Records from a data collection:
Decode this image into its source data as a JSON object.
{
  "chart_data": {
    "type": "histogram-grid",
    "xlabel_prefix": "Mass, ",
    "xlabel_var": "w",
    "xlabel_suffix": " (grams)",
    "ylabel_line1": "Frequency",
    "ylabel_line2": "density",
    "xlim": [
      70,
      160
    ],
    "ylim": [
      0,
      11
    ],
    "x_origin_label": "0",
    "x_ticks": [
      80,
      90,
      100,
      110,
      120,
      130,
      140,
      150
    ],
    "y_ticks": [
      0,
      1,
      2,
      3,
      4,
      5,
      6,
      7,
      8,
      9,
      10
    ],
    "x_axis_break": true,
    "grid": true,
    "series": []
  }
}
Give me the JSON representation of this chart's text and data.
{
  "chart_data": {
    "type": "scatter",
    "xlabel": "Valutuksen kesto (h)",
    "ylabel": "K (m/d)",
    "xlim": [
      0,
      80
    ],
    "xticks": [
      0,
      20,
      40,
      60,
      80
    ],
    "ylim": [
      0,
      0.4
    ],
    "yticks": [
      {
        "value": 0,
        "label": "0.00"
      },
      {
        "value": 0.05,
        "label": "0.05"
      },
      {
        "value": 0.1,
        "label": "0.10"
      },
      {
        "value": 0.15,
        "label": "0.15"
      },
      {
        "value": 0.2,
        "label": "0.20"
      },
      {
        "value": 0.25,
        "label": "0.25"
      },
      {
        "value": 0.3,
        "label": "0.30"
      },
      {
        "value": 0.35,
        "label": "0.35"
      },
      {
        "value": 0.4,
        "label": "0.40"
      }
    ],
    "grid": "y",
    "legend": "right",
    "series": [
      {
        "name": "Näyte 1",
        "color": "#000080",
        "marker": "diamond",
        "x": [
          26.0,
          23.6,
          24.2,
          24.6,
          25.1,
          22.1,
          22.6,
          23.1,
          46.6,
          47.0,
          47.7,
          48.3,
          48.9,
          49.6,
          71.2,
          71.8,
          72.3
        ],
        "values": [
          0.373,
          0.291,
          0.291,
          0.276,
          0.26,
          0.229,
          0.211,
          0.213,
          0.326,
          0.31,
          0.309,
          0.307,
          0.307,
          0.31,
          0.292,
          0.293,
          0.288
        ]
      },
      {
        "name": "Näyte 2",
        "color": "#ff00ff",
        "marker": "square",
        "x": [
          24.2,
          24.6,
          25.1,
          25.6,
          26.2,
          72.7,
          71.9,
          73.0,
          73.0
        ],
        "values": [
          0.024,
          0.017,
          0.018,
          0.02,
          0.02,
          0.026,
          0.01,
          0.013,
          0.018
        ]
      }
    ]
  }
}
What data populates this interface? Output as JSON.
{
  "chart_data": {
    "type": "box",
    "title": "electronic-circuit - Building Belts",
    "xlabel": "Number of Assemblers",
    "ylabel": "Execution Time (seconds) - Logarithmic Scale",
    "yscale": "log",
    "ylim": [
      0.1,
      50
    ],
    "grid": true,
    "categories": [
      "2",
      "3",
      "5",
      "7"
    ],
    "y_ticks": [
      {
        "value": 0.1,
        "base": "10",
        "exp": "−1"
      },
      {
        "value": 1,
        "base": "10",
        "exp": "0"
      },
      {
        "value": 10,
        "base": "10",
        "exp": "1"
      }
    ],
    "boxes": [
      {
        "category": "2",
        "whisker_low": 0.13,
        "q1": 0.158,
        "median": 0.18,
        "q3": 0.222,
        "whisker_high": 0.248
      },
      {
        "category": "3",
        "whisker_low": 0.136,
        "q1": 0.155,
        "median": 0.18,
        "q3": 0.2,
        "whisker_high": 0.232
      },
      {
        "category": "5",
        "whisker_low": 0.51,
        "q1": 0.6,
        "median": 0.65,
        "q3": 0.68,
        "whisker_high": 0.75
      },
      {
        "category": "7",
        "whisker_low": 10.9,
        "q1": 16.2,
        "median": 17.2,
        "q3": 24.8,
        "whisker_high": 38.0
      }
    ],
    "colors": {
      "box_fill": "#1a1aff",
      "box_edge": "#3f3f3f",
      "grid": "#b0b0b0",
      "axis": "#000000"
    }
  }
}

§ What you will do
In the listing above, count each line that holds the string "grid". Give the number only.

§ Full solution
5